## Instructions to follow:
Each record that follows should be repeated exactly, minus any images.

## Source records:
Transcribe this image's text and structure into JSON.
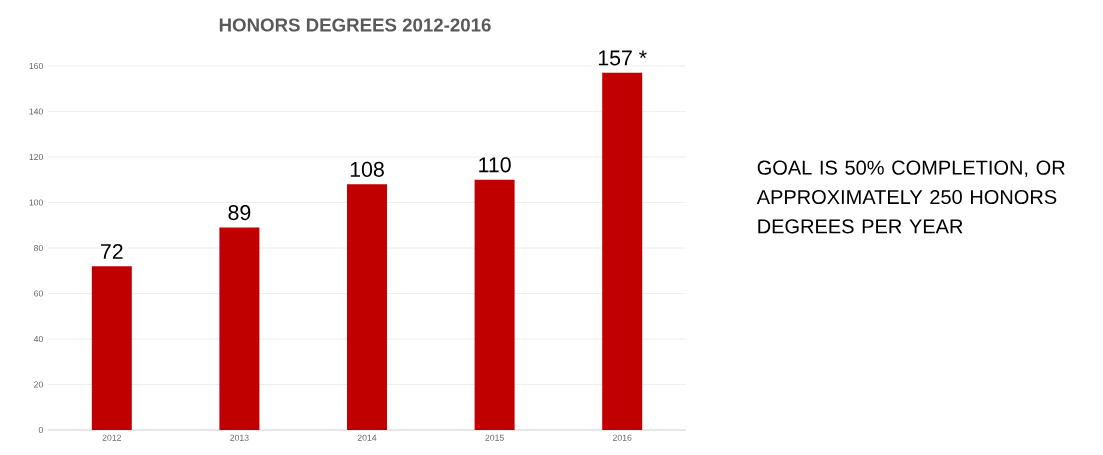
{
  "chart_data": {
    "type": "bar",
    "title": "HONORS DEGREES 2012-2016",
    "categories": [
      "2012",
      "2013",
      "2014",
      "2015",
      "2016"
    ],
    "values": [
      72,
      89,
      108,
      110,
      157
    ],
    "value_labels": [
      "72",
      "89",
      "108",
      "110",
      "157 *"
    ],
    "color": "#c00000",
    "ylim": [
      0,
      160
    ],
    "yticks": [
      0,
      20,
      40,
      60,
      80,
      100,
      120,
      140,
      160
    ],
    "grid": "y",
    "annotations": [
      "GOAL IS 50% COMPLETION, OR APPROXIMATELY 250 HONORS DEGREES PER YEAR"
    ]
  }
}
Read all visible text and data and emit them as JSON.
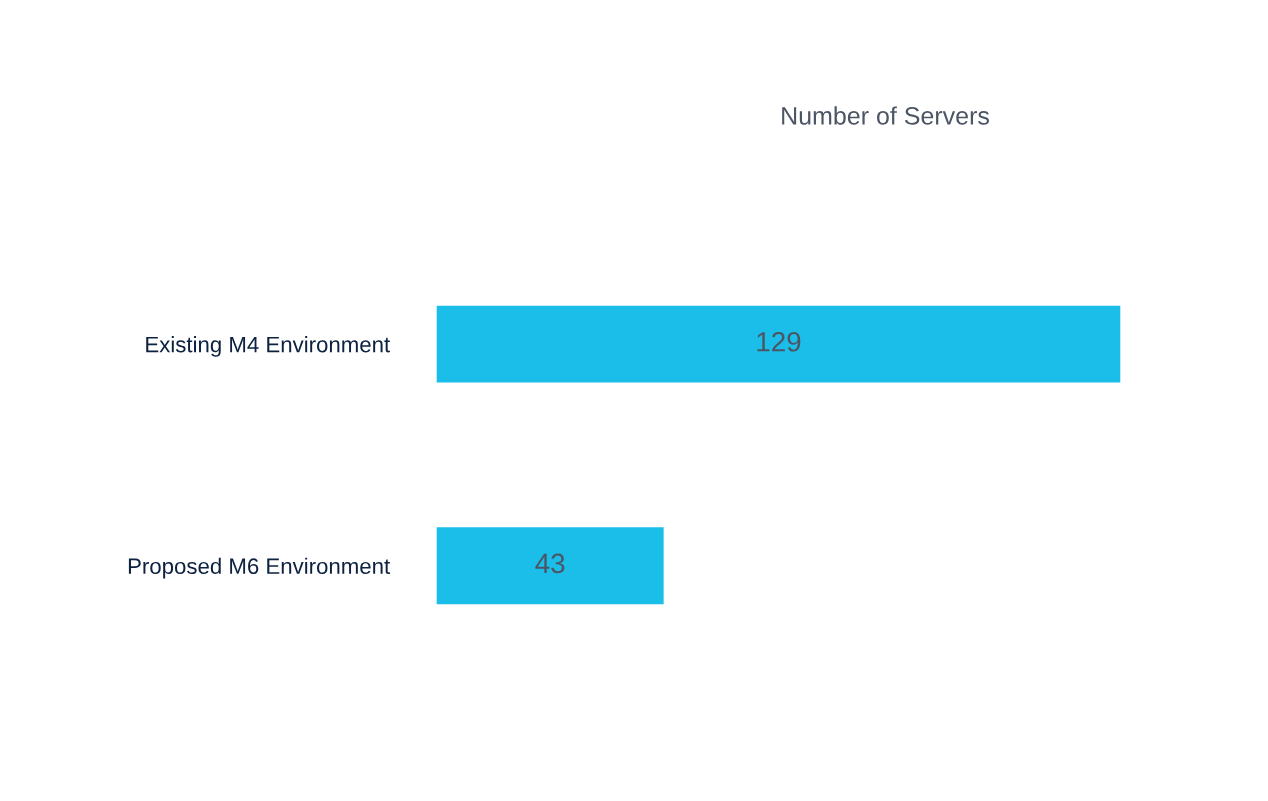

## Response below:
Transcribe this image's text and structure into JSON.
{
  "chart_data": {
    "type": "bar",
    "title": "HONORS DEGREES 2012-2016",
    "categories": [
      "2012",
      "2013",
      "2014",
      "2015",
      "2016"
    ],
    "values": [
      72,
      89,
      108,
      110,
      157
    ],
    "value_labels": [
      "72",
      "89",
      "108",
      "110",
      "157 *"
    ],
    "color": "#c00000",
    "ylim": [
      0,
      160
    ],
    "yticks": [
      0,
      20,
      40,
      60,
      80,
      100,
      120,
      140,
      160
    ],
    "grid": "y",
    "annotations": [
      "GOAL IS 50% COMPLETION, OR APPROXIMATELY 250 HONORS DEGREES PER YEAR"
    ]
  }
}
Read all visible text and data and emit them as JSON.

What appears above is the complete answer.